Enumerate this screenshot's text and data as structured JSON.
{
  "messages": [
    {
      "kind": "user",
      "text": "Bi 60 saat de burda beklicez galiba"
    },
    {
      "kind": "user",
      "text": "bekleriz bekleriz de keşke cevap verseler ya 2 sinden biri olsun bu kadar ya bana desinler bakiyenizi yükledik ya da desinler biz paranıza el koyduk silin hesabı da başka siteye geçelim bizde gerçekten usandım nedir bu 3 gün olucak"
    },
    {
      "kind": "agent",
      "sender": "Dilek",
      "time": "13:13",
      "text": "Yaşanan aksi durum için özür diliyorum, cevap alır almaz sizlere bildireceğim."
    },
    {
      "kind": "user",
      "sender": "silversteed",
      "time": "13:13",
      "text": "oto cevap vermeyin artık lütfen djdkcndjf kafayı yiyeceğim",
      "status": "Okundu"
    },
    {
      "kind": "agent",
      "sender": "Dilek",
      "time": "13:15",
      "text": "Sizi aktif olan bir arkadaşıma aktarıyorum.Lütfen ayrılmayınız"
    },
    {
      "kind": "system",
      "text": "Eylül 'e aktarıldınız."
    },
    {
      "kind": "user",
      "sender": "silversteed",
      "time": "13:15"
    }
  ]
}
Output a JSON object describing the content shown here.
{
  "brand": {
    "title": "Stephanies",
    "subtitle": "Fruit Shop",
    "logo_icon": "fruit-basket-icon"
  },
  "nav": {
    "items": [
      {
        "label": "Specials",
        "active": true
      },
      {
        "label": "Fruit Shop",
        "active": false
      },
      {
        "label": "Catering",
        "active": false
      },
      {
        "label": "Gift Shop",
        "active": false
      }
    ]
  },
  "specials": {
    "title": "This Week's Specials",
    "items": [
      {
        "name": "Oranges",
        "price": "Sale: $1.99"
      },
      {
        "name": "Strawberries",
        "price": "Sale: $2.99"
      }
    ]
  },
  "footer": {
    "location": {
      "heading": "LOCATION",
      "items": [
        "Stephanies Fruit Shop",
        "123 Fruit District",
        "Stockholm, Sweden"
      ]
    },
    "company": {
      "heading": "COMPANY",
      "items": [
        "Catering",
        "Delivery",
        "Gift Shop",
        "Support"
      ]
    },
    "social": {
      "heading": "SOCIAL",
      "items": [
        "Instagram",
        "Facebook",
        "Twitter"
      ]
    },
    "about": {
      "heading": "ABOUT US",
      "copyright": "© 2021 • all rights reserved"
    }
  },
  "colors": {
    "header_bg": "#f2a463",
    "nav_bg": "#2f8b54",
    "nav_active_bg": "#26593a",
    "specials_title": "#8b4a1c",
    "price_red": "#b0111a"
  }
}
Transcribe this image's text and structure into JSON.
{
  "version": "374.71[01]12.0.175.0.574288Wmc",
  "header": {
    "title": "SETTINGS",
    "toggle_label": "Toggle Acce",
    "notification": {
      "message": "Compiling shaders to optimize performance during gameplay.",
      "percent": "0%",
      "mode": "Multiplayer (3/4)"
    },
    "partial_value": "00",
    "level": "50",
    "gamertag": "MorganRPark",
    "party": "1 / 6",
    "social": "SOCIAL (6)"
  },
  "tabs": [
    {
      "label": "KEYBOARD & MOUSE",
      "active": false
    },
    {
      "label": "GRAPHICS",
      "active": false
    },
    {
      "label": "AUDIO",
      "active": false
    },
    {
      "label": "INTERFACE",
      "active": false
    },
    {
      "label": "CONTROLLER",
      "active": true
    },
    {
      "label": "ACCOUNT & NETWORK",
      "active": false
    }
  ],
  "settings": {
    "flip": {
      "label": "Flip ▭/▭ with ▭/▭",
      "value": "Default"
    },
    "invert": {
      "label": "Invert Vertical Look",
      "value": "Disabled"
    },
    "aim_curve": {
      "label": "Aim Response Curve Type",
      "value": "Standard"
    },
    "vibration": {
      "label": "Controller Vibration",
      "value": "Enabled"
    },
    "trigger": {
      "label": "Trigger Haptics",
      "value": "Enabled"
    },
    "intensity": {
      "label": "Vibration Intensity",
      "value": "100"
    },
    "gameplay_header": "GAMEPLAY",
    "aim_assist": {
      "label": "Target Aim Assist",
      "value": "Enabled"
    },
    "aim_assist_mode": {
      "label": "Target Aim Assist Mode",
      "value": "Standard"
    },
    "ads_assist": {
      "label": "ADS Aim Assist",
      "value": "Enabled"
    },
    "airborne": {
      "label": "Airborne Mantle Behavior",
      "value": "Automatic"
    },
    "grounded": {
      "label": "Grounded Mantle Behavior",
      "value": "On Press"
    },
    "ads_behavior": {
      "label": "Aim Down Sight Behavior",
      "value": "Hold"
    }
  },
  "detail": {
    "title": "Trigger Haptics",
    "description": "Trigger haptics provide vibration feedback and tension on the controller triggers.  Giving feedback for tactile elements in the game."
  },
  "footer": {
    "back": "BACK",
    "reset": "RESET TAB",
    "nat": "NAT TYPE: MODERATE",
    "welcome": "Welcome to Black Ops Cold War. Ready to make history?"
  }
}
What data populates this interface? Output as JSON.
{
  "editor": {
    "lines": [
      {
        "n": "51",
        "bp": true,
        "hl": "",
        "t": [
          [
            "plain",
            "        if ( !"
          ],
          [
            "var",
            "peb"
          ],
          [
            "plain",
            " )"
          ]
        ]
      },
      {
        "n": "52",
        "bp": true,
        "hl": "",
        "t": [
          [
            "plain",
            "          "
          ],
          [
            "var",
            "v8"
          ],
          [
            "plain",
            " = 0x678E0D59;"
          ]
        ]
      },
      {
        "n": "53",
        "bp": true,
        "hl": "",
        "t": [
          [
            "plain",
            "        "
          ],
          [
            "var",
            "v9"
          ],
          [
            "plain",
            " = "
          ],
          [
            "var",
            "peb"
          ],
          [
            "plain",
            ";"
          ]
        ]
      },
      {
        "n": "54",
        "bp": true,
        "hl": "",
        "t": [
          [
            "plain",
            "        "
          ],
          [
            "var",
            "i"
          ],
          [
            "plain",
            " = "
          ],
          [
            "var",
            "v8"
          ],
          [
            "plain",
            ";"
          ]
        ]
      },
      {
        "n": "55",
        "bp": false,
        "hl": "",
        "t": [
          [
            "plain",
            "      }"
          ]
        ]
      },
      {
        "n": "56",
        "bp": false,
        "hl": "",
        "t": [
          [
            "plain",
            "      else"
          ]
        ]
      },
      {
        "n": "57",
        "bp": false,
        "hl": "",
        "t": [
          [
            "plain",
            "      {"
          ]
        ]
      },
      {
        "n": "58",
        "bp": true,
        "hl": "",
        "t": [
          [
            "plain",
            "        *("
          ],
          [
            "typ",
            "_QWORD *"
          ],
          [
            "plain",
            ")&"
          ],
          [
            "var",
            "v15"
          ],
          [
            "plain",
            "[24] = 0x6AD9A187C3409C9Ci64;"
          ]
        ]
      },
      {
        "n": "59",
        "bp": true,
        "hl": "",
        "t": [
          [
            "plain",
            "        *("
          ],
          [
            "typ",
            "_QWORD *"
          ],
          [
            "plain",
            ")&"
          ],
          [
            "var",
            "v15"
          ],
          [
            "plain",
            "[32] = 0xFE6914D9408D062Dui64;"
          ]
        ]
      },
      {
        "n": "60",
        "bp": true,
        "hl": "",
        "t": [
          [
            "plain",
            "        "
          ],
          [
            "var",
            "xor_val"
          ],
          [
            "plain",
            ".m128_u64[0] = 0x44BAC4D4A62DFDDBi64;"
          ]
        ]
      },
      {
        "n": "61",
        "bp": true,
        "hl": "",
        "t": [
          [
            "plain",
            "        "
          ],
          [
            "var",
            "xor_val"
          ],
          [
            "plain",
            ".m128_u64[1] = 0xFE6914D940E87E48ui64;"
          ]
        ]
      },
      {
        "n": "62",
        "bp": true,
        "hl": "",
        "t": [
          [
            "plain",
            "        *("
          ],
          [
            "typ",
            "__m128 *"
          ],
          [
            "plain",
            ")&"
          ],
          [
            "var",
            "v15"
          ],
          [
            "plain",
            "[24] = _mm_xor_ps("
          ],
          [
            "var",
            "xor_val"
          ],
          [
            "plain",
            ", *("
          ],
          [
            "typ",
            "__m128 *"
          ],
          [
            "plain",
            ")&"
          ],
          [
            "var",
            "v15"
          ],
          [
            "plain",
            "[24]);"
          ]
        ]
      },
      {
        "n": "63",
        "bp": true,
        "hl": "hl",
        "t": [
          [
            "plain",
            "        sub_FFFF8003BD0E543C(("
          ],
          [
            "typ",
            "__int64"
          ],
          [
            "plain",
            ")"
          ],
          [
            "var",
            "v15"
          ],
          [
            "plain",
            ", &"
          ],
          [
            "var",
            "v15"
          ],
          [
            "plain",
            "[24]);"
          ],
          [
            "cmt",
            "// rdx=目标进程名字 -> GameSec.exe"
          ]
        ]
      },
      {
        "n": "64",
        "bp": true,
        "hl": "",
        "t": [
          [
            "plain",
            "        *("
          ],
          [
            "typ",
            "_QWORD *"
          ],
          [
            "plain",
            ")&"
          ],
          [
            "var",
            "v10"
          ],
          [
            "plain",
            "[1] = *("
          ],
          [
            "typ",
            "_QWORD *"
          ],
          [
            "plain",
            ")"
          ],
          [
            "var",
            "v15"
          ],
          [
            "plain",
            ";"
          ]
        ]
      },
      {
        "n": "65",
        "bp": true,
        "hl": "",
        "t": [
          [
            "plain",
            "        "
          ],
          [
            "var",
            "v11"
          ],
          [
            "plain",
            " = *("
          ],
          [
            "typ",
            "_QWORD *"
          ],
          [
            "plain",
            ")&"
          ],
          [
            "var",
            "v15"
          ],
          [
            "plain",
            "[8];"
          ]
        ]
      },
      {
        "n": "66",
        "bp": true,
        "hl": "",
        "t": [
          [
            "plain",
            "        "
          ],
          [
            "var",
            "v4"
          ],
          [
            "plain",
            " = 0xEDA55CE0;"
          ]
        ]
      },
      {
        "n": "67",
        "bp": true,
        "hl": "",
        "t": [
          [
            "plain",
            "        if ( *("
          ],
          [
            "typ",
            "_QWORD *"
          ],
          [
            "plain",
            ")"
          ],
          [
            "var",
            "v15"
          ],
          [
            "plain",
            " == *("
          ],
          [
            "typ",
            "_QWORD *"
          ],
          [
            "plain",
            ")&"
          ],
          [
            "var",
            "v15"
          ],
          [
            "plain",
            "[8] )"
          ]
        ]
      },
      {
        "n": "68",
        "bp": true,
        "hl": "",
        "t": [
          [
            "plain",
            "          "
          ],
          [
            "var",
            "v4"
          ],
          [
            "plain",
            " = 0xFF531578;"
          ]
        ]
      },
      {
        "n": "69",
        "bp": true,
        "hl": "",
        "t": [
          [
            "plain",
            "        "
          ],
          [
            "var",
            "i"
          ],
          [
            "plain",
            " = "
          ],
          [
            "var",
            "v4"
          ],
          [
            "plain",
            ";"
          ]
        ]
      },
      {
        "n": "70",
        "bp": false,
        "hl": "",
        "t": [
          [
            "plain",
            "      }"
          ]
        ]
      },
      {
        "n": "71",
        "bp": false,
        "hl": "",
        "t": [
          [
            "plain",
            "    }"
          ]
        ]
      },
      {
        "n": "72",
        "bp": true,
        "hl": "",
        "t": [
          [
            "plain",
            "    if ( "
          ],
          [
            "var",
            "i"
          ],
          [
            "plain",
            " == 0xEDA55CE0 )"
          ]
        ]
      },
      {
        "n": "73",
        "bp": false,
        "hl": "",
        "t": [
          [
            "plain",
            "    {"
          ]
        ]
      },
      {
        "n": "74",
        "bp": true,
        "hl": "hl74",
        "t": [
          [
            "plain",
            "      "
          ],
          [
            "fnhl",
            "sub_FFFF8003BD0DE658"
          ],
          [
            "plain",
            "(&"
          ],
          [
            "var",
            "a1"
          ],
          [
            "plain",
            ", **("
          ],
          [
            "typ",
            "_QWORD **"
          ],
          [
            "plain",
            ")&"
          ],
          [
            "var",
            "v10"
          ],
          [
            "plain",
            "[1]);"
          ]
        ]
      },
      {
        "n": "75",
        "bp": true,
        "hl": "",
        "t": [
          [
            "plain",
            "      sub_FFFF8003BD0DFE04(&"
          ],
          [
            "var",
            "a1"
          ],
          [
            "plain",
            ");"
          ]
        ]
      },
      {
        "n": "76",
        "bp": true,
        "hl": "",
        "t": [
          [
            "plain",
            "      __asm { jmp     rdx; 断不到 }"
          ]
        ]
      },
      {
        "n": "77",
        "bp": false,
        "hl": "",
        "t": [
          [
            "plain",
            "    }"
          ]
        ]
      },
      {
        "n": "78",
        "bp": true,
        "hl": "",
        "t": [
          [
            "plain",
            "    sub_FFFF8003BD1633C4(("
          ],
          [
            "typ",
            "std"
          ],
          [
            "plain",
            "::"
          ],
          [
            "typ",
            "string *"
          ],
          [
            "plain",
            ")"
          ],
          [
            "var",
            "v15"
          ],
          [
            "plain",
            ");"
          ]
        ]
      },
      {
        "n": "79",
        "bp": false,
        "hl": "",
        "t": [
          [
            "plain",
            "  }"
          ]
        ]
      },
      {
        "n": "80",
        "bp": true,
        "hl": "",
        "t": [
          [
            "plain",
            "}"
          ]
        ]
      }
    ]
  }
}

______________________________

**Goal**
Going through the lines above one by one, tally those with the word "time" and give only the total.

**Solution to this problem**
4